• The problem
Copy all the entries below exactly, but not the pictures.
┌────────
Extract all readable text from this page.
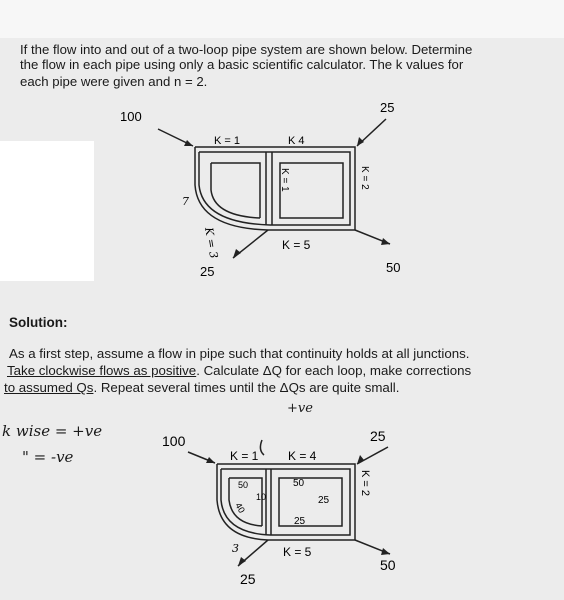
If the flow into and out of a two-loop pipe system are shown below. Determine
the flow in each pipe using only a basic scientific calculator. The k values for
each pipe were given and n = 2.
100
25
25	50
K = 1	K 4
K = 5
K = 1	K = 2
K = 3
7
100	25
25
50
K = 1 K = 4
K = 5
K = 2
3
50	50
10
40
25
25
Solution:
As a first step, assume a flow in pipe such that continuity holds at all junctions.
Take clockwise flows as positive. Calculate ΔQ for each loop, make corrections
to assumed Qs. Repeat several times until the ΔQs are quite small.
k wise = +ve
" = -ve
+ve
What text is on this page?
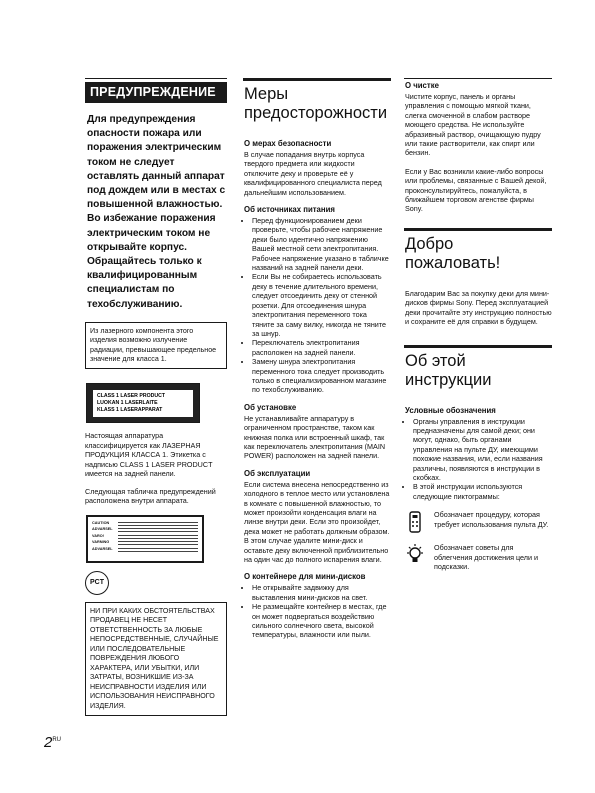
ПРЕДУПРЕЖДЕНИЕ
Для предупреждения опасности пожара или поражения электрическим током не следует оставлять данный аппарат под дождем или в местах с повышенной влажностью.
Во избежание поражения электрическим током не открывайте корпус. Обращайтесь только к квалифицированным специалистам по техобслуживанию.
Из лазерного компонента этого изделия возможно излучение радиации, превышающее предельное значение для класса 1.
CLASS 1 LASER PRODUCT
LUOKAN 1 LASERLAITE
KLASS 1 LASERAPPARAT
Настоящая аппаратура классифицируется как ЛАЗЕРНАЯ ПРОДУКЦИЯ КЛАССА 1. Этикетка с надписью CLASS 1 LASER PRODUCT имеется на задней панели.
Следующая табличка предупреждений расположена внутри аппарата.
CAUTION
ADVARSEL
VARO!
VARNING
ADVARSEL
PCT
НИ ПРИ КАКИХ ОБСТОЯТЕЛЬСТВАХ ПРОДАВЕЦ НЕ НЕСЕТ ОТВЕТСТВЕННОСТЬ ЗА ЛЮБЫЕ НЕПОСРЕДСТВЕННЫЕ, СЛУЧАЙНЫЕ ИЛИ ПОСЛЕДОВАТЕЛЬНЫЕ ПОВРЕЖДЕНИЯ ЛЮБОГО ХАРАКТЕРА, ИЛИ УБЫТКИ, ИЛИ ЗАТРАТЫ, ВОЗНИКШИЕ ИЗ-ЗА НЕИСПРАВНОСТИ ИЗДЕЛИЯ ИЛИ ИСПОЛЬЗОВАНИЯ НЕИСПРАВНОГО ИЗДЕЛИЯ.
Меры предосторожности
О мерах безопасности
В случае попадания внутрь корпуса твердого предмета или жидкости отключите деку и проверьте её у квалифицированного специалиста перед дальнейшим использованием.
Об источниках питания
• Перед функционированием деки проверьте, чтобы рабочее напряжение деки было идентично напряжению Вашей местной сети электропитания. Рабочее напряжение указано в табличке названий на задней панели деки.
• Если Вы не собираетесь использовать деку в течение длительного времени, следует отсоединить деку от стенной розетки. Для отсоединения шнура электропитания переменного тока тяните за саму вилку, никогда не тяните за шнур.
• Переключатель электропитания расположен на задней панели.
• Замену шнура электропитания переменного тока следует производить только в специализированном магазине по техобслуживанию.
Об установке
Не устанавливайте аппаратуру в ограниченном пространстве, таком как книжная полка или встроенный шкаф, так как переключатель электропитания (MAIN POWER) расположен на задней панели.
Об эксплуатации
Если система внесена непосредственно из холодного в теплое место или установлена в комнате с повышенной влажностью, то может произойти конденсация влаги на линзе внутри деки. Если это произойдет, дека может не работать должным образом. В этом случае удалите мини-диск и оставьте деку включенной приблизительно на один час до полного испарения влаги.
О контейнере для мини-дисков
• Не открывайте задвижку для выставления мини-дисков на свет.
• Не размещайте контейнер в местах, где он может подвергаться воздействию сильного солнечного света, высокой температуры, влажности или пыли.
О чистке
Чистите корпус, панель и органы управления с помощью мягкой ткани, слегка смоченной в слабом растворе моющего средства. Не используйте абразивный раствор, очищающую пудру или такие растворители, как спирт или бензин.
Если у Вас возникли какие-либо вопросы или проблемы, связанные с Вашей декой, проконсультируйтесь, пожалуйста, в ближайшем торговом агенстве фирмы Sony.
Добро пожаловать!
Благодарим Вас за покупку деки для мини-дисков фирмы Sony. Перед эксплуатацией деки прочитайте эту инструкцию полностью и сохраните её для справки в будущем.
Об этой инструкции
Условные обозначения
• Органы управления в инструкции предназначены для самой деки; они могут, однако, быть органами управления на пульте ДУ, имеющими похожие названия, или, если названия различны, появляются в инструкции в скобках.
• В этой инструкции используются следующие пиктограммы:
Обозначает процедуру, которая требует использования пульта ДУ.
Обозначает советы для облегчения достижения цели и подсказки.
$2^{RU}$
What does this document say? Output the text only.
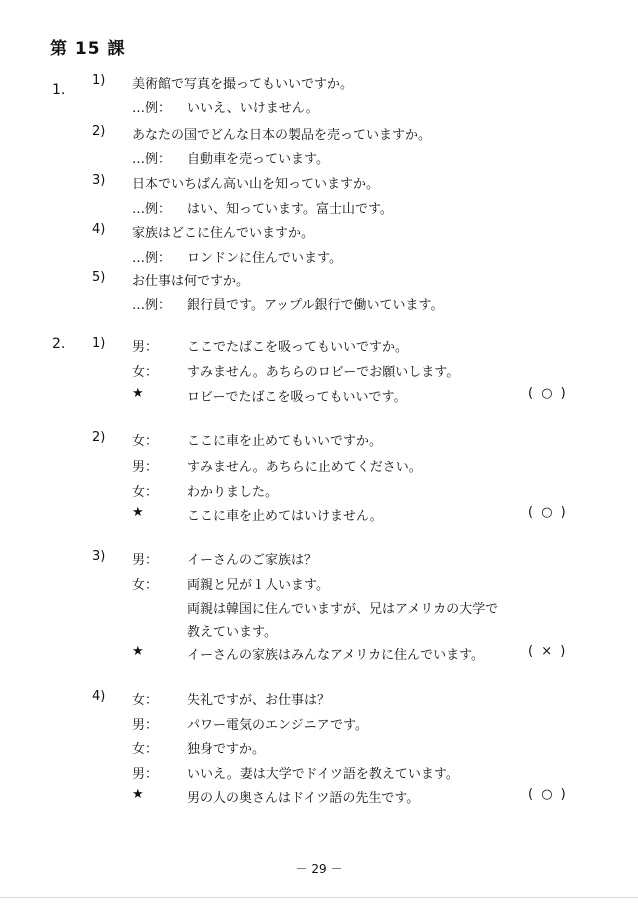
第 15 課
1.
1) 美術館で写真を撮ってもいいですか。
…例： いいえ、いけません。
2) あなたの国でどんな日本の製品を売っていますか。
…例： 自動車を売っています。
3) 日本でいちばん高い山を知っていますか。
…例： はい、知っています。富士山です。
4) 家族はどこに住んでいますか。
…例： ロンドンに住んでいます。
5) お仕事は何ですか。
…例： 銀行員です。アップル銀行で働いています。
2. 1) 男： ここでたばこを吸ってもいいですか。
女： すみません。あちらのロビーでお願いします。
★	ロビーでたばこを吸ってもいいです。	( ○ )
2) 女： ここに車を止めてもいいですか。
男： すみません。あちらに止めてください。
女： わかりました。
★	ここに車を止めてはいけません。	( ○ )
3) 男： イーさんのご家族は？
女： 両親と兄が１人います。
両親は韓国に住んでいますが、兄はアメリカの大学で
教えています。
★	イーさんの家族はみんなアメリカに住んでいます。	( × )
4) 女： 失礼ですが、お仕事は？
男： パワー電気のエンジニアです。
女： 独身ですか。
男： いいえ。妻は大学でドイツ語を教えています。
★	男の人の奥さんはドイツ語の先生です。	( ○ )
－ 29 －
└────────
• Output for this exercise
Extract all readable text from this page.
If the flow into and out of a two-loop pipe system are shown below. Determine
the flow in each pipe using only a basic scientific calculator. The k values for
each pipe were given and n = 2.
100
25
25	50
K = 1	K 4
K = 5
K = 1	K = 2
K = 3
7
100	25
25
50
K = 1 K = 4
K = 5
K = 2
3
50	50
10
40
25
25
Solution:
As a first step, assume a flow in pipe such that continuity holds at all junctions.
Take clockwise flows as positive. Calculate ΔQ for each loop, make corrections
to assumed Qs. Repeat several times until the ΔQs are quite small.
k wise = +ve
" = -ve
+ve
What text is on this page?
ПРЕДУПРЕЖДЕНИЕ
Для предупреждения опасности пожара или поражения электрическим током не следует оставлять данный аппарат под дождем или в местах с повышенной влажностью.
Во избежание поражения электрическим током не открывайте корпус. Обращайтесь только к квалифицированным специалистам по техобслуживанию.
Из лазерного компонента этого изделия возможно излучение радиации, превышающее предельное значение для класса 1.
CLASS 1 LASER PRODUCT
LUOKAN 1 LASERLAITE
KLASS 1 LASERAPPARAT
Настоящая аппаратура классифицируется как ЛАЗЕРНАЯ ПРОДУКЦИЯ КЛАССА 1. Этикетка с надписью CLASS 1 LASER PRODUCT имеется на задней панели.
Следующая табличка предупреждений расположена внутри аппарата.
CAUTION
ADVARSEL
VARO!
VARNING
ADVARSEL
PCT
НИ ПРИ КАКИХ ОБСТОЯТЕЛЬСТВАХ ПРОДАВЕЦ НЕ НЕСЕТ ОТВЕТСТВЕННОСТЬ ЗА ЛЮБЫЕ НЕПОСРЕДСТВЕННЫЕ, СЛУЧАЙНЫЕ ИЛИ ПОСЛЕДОВАТЕЛЬНЫЕ ПОВРЕЖДЕНИЯ ЛЮБОГО ХАРАКТЕРА, ИЛИ УБЫТКИ, ИЛИ ЗАТРАТЫ, ВОЗНИКШИЕ ИЗ-ЗА НЕИСПРАВНОСТИ ИЗДЕЛИЯ ИЛИ ИСПОЛЬЗОВАНИЯ НЕИСПРАВНОГО ИЗДЕЛИЯ.
Меры предосторожности
О мерах безопасности
В случае попадания внутрь корпуса твердого предмета или жидкости отключите деку и проверьте её у квалифицированного специалиста перед дальнейшим использованием.
Об источниках питания
• Перед функционированием деки проверьте, чтобы рабочее напряжение деки было идентично напряжению Вашей местной сети электропитания. Рабочее напряжение указано в табличке названий на задней панели деки.
• Если Вы не собираетесь использовать деку в течение длительного времени, следует отсоединить деку от стенной розетки. Для отсоединения шнура электропитания переменного тока тяните за саму вилку, никогда не тяните за шнур.
• Переключатель электропитания расположен на задней панели.
• Замену шнура электропитания переменного тока следует производить только в специализированном магазине по техобслуживанию.
Об установке
Не устанавливайте аппаратуру в ограниченном пространстве, таком как книжная полка или встроенный шкаф, так как переключатель электропитания (MAIN POWER) расположен на задней панели.
Об эксплуатации
Если система внесена непосредственно из холодного в теплое место или установлена в комнате с повышенной влажностью, то может произойти конденсация влаги на линзе внутри деки. Если это произойдет, дека может не работать должным образом. В этом случае удалите мини-диск и оставьте деку включенной приблизительно на один час до полного испарения влаги.
О контейнере для мини-дисков
• Не открывайте задвижку для выставления мини-дисков на свет.
• Не размещайте контейнер в местах, где он может подвергаться воздействию сильного солнечного света, высокой температуры, влажности или пыли.
О чистке
Чистите корпус, панель и органы управления с помощью мягкой ткани, слегка смоченной в слабом растворе моющего средства. Не используйте абразивный раствор, очищающую пудру или такие растворители, как спирт или бензин.
Если у Вас возникли какие-либо вопросы или проблемы, связанные с Вашей декой, проконсультируйтесь, пожалуйста, в ближайшем торговом агенстве фирмы Sony.
Добро пожаловать!
Благодарим Вас за покупку деки для мини-дисков фирмы Sony. Перед эксплуатацией деки прочитайте эту инструкцию полностью и сохраните её для справки в будущем.
Об этой инструкции
Условные обозначения
• Органы управления в инструкции предназначены для самой деки; они могут, однако, быть органами управления на пульте ДУ, имеющими похожие названия, или, если названия различны, появляются в инструкции в скобках.
• В этой инструкции используются следующие пиктограммы:
Обозначает процедуру, которая требует использования пульта ДУ.
Обозначает советы для облегчения достижения цели и подсказки.
$2^{RU}$
What does this document say? Output the text only.
第 15 課
1.
1) 美術館で写真を撮ってもいいですか。
…例： いいえ、いけません。
2) あなたの国でどんな日本の製品を売っていますか。
…例： 自動車を売っています。
3) 日本でいちばん高い山を知っていますか。
…例： はい、知っています。富士山です。
4) 家族はどこに住んでいますか。
…例： ロンドンに住んでいます。
5) お仕事は何ですか。
…例： 銀行員です。アップル銀行で働いています。
2. 1) 男： ここでたばこを吸ってもいいですか。
女： すみません。あちらのロビーでお願いします。
★	ロビーでたばこを吸ってもいいです。	( ○ )
2) 女： ここに車を止めてもいいですか。
男： すみません。あちらに止めてください。
女： わかりました。
★	ここに車を止めてはいけません。	( ○ )
3) 男： イーさんのご家族は？
女： 両親と兄が１人います。
両親は韓国に住んでいますが、兄はアメリカの大学で
教えています。
★	イーさんの家族はみんなアメリカに住んでいます。	( × )
4) 女： 失礼ですが、お仕事は？
男： パワー電気のエンジニアです。
女： 独身ですか。
男： いいえ。妻は大学でドイツ語を教えています。
★	男の人の奥さんはドイツ語の先生です。	( ○ )
－ 29 －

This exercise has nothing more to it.